## Your task:
Retype the records below exactly as they appear.

## The data:
- - -
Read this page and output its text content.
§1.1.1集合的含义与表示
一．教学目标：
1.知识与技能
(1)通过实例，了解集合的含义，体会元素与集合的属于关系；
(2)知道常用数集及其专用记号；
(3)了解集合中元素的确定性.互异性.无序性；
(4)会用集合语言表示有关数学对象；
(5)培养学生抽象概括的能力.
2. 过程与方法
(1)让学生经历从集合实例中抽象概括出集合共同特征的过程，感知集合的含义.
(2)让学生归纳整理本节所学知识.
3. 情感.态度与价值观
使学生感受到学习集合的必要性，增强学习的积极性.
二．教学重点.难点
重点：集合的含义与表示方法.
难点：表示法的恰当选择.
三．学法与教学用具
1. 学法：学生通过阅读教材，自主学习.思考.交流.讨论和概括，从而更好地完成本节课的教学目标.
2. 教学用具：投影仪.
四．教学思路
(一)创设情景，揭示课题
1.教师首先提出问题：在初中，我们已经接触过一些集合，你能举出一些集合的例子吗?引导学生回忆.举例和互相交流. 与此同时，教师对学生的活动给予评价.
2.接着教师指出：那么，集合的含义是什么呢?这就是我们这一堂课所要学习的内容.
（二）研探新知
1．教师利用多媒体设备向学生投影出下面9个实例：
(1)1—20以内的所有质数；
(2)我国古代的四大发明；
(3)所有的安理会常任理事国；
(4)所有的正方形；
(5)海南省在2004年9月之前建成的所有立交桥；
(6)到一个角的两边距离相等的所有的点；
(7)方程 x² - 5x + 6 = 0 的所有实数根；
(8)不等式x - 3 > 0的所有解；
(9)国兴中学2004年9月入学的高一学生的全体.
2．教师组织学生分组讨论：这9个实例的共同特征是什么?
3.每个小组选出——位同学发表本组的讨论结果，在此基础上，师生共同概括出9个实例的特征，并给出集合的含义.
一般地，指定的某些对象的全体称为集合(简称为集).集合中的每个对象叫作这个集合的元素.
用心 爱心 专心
- - -
## Exercise response:
Read this page and output its text content.
§1.1.1集合的含义与表示
一．教学目标：
1.知识与技能
(1)通过实例，了解集合的含义，体会元素与集合的属于关系；
(2)知道常用数集及其专用记号；
(3)了解集合中元素的确定性.互异性.无序性；
(4)会用集合语言表示有关数学对象；
(5)培养学生抽象概括的能力.
2. 过程与方法
(1)让学生经历从集合实例中抽象概括出集合共同特征的过程，感知集合的含义.
(2)让学生归纳整理本节所学知识.
3. 情感.态度与价值观
使学生感受到学习集合的必要性，增强学习的积极性.
二．教学重点.难点
重点：集合的含义与表示方法.
难点：表示法的恰当选择.
三．学法与教学用具
1. 学法：学生通过阅读教材，自主学习.思考.交流.讨论和概括，从而更好地完成本节课的教学目标.
2. 教学用具：投影仪.
四．教学思路
(一)创设情景，揭示课题
1.教师首先提出问题：在初中，我们已经接触过一些集合，你能举出一些集合的例子吗?引导学生回忆.举例和互相交流. 与此同时，教师对学生的活动给予评价.
2.接着教师指出：那么，集合的含义是什么呢?这就是我们这一堂课所要学习的内容.
（二）研探新知
1．教师利用多媒体设备向学生投影出下面9个实例：
(1)1—20以内的所有质数；
(2)我国古代的四大发明；
(3)所有的安理会常任理事国；
(4)所有的正方形；
(5)海南省在2004年9月之前建成的所有立交桥；
(6)到一个角的两边距离相等的所有的点；
(7)方程 x² - 5x + 6 = 0 的所有实数根；
(8)不等式x - 3 > 0的所有解；
(9)国兴中学2004年9月入学的高一学生的全体.
2．教师组织学生分组讨论：这9个实例的共同特征是什么?
3.每个小组选出——位同学发表本组的讨论结果，在此基础上，师生共同概括出9个实例的特征，并给出集合的含义.
一般地，指定的某些对象的全体称为集合(简称为集).集合中的每个对象叫作这个集合的元素.
用心 爱心 专心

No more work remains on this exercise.